- [Data listing]:

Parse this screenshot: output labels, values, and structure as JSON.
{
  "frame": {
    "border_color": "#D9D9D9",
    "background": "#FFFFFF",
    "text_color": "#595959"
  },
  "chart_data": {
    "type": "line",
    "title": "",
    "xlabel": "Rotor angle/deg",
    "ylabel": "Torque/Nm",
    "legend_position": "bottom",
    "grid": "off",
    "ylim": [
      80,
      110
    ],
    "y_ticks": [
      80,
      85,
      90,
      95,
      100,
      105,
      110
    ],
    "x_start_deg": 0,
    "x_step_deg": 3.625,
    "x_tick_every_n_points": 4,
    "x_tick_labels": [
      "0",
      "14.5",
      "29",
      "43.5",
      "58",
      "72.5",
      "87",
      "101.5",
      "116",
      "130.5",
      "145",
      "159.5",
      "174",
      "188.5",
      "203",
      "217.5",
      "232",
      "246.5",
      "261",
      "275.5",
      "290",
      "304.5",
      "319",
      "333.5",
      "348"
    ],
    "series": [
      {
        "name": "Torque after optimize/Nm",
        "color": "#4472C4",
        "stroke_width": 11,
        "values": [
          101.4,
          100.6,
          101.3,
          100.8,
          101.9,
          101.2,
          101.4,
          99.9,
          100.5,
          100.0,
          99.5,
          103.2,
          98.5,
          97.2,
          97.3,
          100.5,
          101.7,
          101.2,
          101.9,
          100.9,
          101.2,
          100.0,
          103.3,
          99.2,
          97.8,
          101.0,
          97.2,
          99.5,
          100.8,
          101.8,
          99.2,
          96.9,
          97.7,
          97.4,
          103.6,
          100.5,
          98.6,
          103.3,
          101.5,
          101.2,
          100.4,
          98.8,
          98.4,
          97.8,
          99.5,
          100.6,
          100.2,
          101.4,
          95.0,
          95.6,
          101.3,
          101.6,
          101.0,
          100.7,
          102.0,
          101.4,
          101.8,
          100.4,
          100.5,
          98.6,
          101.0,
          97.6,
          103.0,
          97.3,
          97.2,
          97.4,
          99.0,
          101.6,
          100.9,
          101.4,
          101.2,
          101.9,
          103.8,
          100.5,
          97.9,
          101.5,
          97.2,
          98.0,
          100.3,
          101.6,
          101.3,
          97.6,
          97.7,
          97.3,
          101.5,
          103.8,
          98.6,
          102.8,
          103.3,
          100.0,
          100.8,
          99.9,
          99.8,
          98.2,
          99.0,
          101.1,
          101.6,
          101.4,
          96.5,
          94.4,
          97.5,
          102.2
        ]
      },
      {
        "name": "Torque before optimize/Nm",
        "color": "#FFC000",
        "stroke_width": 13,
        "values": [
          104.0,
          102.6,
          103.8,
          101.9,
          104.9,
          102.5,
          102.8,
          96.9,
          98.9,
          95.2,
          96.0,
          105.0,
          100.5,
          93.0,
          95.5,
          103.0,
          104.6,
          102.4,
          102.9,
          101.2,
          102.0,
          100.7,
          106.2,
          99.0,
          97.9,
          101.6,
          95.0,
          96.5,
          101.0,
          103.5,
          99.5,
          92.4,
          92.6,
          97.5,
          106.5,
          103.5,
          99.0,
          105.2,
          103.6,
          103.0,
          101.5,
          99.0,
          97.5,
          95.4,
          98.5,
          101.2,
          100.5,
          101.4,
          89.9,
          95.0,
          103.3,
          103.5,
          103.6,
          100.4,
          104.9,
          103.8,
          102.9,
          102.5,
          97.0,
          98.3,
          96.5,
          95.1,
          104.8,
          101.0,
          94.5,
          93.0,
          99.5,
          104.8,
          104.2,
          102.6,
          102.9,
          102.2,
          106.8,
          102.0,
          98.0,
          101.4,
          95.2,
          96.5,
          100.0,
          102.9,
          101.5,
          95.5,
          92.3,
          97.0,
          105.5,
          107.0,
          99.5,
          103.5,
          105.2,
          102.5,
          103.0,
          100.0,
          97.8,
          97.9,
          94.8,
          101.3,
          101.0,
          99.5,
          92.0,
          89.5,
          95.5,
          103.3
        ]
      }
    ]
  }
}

- [What the task requires]: Copy out the material word for word and line for line.

- [Answer for the task]:
Parse this screenshot: output labels, values, and structure as JSON.
{
  "frame": {
    "border_color": "#D9D9D9",
    "background": "#FFFFFF",
    "text_color": "#595959"
  },
  "chart_data": {
    "type": "line",
    "title": "",
    "xlabel": "Rotor angle/deg",
    "ylabel": "Torque/Nm",
    "legend_position": "bottom",
    "grid": "off",
    "ylim": [
      80,
      110
    ],
    "y_ticks": [
      80,
      85,
      90,
      95,
      100,
      105,
      110
    ],
    "x_start_deg": 0,
    "x_step_deg": 3.625,
    "x_tick_every_n_points": 4,
    "x_tick_labels": [
      "0",
      "14.5",
      "29",
      "43.5",
      "58",
      "72.5",
      "87",
      "101.5",
      "116",
      "130.5",
      "145",
      "159.5",
      "174",
      "188.5",
      "203",
      "217.5",
      "232",
      "246.5",
      "261",
      "275.5",
      "290",
      "304.5",
      "319",
      "333.5",
      "348"
    ],
    "series": [
      {
        "name": "Torque after optimize/Nm",
        "color": "#4472C4",
        "stroke_width": 11,
        "values": [
          101.4,
          100.6,
          101.3,
          100.8,
          101.9,
          101.2,
          101.4,
          99.9,
          100.5,
          100.0,
          99.5,
          103.2,
          98.5,
          97.2,
          97.3,
          100.5,
          101.7,
          101.2,
          101.9,
          100.9,
          101.2,
          100.0,
          103.3,
          99.2,
          97.8,
          101.0,
          97.2,
          99.5,
          100.8,
          101.8,
          99.2,
          96.9,
          97.7,
          97.4,
          103.6,
          100.5,
          98.6,
          103.3,
          101.5,
          101.2,
          100.4,
          98.8,
          98.4,
          97.8,
          99.5,
          100.6,
          100.2,
          101.4,
          95.0,
          95.6,
          101.3,
          101.6,
          101.0,
          100.7,
          102.0,
          101.4,
          101.8,
          100.4,
          100.5,
          98.6,
          101.0,
          97.6,
          103.0,
          97.3,
          97.2,
          97.4,
          99.0,
          101.6,
          100.9,
          101.4,
          101.2,
          101.9,
          103.8,
          100.5,
          97.9,
          101.5,
          97.2,
          98.0,
          100.3,
          101.6,
          101.3,
          97.6,
          97.7,
          97.3,
          101.5,
          103.8,
          98.6,
          102.8,
          103.3,
          100.0,
          100.8,
          99.9,
          99.8,
          98.2,
          99.0,
          101.1,
          101.6,
          101.4,
          96.5,
          94.4,
          97.5,
          102.2
        ]
      },
      {
        "name": "Torque before optimize/Nm",
        "color": "#FFC000",
        "stroke_width": 13,
        "values": [
          104.0,
          102.6,
          103.8,
          101.9,
          104.9,
          102.5,
          102.8,
          96.9,
          98.9,
          95.2,
          96.0,
          105.0,
          100.5,
          93.0,
          95.5,
          103.0,
          104.6,
          102.4,
          102.9,
          101.2,
          102.0,
          100.7,
          106.2,
          99.0,
          97.9,
          101.6,
          95.0,
          96.5,
          101.0,
          103.5,
          99.5,
          92.4,
          92.6,
          97.5,
          106.5,
          103.5,
          99.0,
          105.2,
          103.6,
          103.0,
          101.5,
          99.0,
          97.5,
          95.4,
          98.5,
          101.2,
          100.5,
          101.4,
          89.9,
          95.0,
          103.3,
          103.5,
          103.6,
          100.4,
          104.9,
          103.8,
          102.9,
          102.5,
          97.0,
          98.3,
          96.5,
          95.1,
          104.8,
          101.0,
          94.5,
          93.0,
          99.5,
          104.8,
          104.2,
          102.6,
          102.9,
          102.2,
          106.8,
          102.0,
          98.0,
          101.4,
          95.2,
          96.5,
          100.0,
          102.9,
          101.5,
          95.5,
          92.3,
          97.0,
          105.5,
          107.0,
          99.5,
          103.5,
          105.2,
          102.5,
          103.0,
          100.0,
          97.8,
          97.9,
          94.8,
          101.3,
          101.0,
          99.5,
          92.0,
          89.5,
          95.5,
          103.3
        ]
      }
    ]
  }
}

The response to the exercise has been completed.